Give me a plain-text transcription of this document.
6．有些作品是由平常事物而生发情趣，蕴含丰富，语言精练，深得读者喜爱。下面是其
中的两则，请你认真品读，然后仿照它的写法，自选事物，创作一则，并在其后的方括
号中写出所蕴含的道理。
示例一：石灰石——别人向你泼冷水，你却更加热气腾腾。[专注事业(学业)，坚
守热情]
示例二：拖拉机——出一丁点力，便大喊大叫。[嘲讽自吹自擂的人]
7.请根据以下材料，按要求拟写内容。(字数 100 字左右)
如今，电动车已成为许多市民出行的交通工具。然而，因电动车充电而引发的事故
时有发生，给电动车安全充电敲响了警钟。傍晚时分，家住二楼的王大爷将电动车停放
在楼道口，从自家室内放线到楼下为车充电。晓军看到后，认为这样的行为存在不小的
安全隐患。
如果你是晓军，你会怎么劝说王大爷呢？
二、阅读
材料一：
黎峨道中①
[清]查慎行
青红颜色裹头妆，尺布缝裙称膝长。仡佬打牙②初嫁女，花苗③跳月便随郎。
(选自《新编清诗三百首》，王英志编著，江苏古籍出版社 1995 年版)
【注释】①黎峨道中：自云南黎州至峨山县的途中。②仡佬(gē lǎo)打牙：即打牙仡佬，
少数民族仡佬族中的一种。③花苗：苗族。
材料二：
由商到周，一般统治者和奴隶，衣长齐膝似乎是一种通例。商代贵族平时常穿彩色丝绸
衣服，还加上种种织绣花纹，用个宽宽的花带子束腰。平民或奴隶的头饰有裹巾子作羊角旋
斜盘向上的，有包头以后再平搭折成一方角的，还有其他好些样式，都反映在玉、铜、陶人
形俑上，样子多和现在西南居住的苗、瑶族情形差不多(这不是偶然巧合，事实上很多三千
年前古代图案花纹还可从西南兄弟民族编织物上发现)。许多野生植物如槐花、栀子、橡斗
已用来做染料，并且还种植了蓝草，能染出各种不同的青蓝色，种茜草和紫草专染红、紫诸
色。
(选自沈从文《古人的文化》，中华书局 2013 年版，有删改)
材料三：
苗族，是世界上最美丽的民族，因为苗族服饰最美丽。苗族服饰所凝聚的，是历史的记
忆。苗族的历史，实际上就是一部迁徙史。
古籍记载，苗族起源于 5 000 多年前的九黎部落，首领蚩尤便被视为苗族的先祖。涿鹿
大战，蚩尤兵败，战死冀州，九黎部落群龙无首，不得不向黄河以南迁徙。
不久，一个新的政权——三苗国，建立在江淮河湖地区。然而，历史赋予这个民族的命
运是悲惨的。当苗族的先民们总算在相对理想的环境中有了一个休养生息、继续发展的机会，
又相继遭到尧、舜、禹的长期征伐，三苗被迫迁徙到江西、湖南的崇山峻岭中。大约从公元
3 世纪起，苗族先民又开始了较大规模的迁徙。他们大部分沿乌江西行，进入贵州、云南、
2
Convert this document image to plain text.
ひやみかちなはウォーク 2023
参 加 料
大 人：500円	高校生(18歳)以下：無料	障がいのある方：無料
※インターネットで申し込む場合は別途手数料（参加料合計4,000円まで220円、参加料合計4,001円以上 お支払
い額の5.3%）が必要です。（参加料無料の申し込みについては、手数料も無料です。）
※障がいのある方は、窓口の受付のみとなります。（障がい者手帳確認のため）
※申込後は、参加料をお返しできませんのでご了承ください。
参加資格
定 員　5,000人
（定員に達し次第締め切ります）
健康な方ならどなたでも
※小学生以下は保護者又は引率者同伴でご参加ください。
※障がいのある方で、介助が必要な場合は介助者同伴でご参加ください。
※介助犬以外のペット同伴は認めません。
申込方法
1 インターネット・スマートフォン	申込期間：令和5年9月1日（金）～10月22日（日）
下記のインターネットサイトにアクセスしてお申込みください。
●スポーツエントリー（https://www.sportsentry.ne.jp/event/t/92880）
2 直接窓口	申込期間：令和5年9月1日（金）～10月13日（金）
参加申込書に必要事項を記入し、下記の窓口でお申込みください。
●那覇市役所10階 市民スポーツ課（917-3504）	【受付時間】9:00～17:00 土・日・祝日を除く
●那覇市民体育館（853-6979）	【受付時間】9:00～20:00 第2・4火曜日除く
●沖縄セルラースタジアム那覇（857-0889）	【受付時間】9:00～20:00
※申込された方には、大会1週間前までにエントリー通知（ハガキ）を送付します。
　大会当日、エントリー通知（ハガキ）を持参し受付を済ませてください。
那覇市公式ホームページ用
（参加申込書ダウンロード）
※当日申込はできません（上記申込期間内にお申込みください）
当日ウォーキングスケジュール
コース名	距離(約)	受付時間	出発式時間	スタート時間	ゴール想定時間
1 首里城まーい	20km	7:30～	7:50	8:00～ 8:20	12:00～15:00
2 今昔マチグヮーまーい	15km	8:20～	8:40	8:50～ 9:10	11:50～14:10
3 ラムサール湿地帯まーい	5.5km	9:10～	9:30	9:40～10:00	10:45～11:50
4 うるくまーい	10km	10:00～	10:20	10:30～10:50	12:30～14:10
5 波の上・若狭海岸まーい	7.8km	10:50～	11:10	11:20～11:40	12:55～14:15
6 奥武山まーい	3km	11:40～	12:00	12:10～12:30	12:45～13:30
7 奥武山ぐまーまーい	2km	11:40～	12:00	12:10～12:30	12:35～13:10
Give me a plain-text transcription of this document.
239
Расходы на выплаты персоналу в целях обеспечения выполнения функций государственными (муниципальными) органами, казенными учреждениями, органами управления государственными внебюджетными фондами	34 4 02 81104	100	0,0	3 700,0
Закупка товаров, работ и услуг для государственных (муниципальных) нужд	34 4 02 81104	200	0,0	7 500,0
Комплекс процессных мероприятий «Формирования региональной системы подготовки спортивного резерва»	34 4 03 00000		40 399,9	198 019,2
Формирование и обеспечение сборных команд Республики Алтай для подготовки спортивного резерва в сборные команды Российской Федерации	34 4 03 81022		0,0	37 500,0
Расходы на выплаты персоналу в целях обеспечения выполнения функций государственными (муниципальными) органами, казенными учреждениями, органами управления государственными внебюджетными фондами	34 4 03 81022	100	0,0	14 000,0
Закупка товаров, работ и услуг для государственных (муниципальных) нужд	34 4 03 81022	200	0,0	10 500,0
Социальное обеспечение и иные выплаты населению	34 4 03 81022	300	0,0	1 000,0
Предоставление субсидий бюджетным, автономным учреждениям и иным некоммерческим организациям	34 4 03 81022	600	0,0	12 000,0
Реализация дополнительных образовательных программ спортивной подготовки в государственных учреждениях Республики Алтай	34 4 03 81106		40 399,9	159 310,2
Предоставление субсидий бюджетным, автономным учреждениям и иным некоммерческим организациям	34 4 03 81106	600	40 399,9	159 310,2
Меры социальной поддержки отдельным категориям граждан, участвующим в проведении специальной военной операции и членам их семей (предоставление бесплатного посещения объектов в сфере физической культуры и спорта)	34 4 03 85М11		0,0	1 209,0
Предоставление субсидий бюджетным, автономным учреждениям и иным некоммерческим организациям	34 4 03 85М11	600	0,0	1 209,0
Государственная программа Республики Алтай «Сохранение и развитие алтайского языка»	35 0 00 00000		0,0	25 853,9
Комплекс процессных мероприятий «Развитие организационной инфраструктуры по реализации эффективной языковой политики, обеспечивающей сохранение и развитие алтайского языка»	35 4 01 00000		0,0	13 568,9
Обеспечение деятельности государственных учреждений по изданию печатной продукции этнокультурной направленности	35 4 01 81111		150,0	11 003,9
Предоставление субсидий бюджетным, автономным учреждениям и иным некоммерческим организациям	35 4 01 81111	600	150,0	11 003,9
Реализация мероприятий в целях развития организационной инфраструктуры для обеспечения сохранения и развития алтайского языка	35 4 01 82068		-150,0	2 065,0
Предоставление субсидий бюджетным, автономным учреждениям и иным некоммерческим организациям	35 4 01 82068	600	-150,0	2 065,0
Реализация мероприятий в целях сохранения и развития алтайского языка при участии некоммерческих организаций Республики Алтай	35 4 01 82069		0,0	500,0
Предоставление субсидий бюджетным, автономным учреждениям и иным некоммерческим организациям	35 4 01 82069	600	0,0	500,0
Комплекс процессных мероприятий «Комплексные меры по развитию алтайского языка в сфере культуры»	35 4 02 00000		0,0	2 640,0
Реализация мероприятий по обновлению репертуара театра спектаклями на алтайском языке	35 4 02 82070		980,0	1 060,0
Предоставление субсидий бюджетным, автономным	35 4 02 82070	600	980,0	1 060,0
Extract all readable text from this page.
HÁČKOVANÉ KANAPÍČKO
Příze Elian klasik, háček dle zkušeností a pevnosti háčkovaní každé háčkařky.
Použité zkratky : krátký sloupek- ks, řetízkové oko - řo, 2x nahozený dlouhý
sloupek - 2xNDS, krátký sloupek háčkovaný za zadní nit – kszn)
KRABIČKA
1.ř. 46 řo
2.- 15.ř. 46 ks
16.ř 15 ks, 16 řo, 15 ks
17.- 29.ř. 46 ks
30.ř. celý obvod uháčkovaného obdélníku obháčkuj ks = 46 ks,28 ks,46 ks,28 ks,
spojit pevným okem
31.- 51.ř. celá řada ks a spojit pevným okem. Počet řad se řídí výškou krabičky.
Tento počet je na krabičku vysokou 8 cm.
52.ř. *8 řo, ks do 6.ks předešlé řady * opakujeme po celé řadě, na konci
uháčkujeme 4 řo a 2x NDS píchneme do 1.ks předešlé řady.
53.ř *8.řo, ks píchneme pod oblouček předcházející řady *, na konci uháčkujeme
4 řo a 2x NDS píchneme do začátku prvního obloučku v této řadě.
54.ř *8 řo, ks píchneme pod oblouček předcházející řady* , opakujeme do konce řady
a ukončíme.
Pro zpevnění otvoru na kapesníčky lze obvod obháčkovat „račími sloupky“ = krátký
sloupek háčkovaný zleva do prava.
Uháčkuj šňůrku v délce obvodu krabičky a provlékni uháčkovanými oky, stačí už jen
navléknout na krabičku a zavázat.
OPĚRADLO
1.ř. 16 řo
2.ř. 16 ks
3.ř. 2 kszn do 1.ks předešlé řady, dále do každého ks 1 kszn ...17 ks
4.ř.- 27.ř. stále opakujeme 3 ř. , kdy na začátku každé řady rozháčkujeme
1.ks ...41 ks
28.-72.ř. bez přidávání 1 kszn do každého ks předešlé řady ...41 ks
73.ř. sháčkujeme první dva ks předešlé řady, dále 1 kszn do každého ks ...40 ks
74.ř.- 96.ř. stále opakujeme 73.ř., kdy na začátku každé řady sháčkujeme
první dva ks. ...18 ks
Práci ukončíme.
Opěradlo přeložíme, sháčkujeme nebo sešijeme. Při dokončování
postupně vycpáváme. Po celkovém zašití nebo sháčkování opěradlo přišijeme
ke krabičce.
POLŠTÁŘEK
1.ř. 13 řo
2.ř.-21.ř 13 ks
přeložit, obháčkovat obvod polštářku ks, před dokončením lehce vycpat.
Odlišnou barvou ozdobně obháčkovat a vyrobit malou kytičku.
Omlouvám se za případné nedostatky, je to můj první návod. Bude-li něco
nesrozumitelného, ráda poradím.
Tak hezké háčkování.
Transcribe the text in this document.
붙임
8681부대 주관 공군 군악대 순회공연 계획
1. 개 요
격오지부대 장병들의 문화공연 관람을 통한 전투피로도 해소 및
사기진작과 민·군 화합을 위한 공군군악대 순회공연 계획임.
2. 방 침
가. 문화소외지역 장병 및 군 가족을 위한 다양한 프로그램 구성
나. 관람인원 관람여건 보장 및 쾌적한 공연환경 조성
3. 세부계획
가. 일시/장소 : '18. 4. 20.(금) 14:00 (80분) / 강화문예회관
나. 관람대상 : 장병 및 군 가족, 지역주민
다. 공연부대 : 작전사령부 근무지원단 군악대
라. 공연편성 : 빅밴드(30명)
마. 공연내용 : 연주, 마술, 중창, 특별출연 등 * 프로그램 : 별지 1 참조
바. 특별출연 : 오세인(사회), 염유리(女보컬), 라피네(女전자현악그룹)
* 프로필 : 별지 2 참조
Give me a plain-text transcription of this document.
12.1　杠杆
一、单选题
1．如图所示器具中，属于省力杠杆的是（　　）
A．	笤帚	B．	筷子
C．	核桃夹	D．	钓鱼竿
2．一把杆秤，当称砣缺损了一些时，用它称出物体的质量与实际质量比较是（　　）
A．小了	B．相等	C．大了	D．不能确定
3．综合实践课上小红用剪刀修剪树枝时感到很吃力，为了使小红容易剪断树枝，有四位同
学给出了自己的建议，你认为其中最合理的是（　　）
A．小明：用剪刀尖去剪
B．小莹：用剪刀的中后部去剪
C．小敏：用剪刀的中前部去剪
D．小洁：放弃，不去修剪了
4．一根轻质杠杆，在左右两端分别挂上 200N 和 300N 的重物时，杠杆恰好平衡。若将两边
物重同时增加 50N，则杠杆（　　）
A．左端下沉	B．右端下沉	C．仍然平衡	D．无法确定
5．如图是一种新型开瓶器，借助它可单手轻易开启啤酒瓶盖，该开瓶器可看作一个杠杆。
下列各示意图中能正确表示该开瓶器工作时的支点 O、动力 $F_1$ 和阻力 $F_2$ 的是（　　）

————

### Instruction:
What is the number of lines in the records that contain "sloupek"? Give that number only.

### Expected answer:
3